RECORDS SUPPLIED:
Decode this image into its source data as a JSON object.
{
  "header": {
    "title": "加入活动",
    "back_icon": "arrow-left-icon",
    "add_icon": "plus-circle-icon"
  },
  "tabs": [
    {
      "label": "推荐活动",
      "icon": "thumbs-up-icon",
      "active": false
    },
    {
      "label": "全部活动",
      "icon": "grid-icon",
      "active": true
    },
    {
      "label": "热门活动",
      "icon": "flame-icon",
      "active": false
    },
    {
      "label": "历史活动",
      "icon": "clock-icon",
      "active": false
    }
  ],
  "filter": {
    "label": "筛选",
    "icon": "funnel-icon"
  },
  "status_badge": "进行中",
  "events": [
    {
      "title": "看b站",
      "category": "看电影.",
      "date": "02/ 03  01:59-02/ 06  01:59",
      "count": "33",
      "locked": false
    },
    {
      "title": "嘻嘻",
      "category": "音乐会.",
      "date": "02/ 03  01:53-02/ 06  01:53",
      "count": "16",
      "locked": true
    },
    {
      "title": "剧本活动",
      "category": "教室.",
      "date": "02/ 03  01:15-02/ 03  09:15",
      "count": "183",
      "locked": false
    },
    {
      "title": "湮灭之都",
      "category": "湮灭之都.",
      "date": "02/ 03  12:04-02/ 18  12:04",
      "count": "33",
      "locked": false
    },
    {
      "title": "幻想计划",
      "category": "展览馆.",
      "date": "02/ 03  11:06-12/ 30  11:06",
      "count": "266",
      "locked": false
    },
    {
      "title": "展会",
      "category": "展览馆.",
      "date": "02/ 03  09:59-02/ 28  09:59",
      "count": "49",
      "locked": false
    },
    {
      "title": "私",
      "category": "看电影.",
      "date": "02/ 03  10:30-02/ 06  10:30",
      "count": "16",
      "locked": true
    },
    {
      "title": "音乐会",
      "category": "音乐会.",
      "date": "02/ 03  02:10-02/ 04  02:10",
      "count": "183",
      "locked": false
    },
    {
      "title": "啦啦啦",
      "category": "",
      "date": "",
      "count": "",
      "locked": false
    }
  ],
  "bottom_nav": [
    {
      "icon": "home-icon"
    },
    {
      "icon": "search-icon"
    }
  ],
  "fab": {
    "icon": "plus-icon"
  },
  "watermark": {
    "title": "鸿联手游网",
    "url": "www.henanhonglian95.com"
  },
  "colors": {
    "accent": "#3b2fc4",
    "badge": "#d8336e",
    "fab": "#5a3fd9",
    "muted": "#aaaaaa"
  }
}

WHAT TO PRODUCE:
Report the number of lines above that contain the word "plus", and only that number.

TASK SOLUTION:
2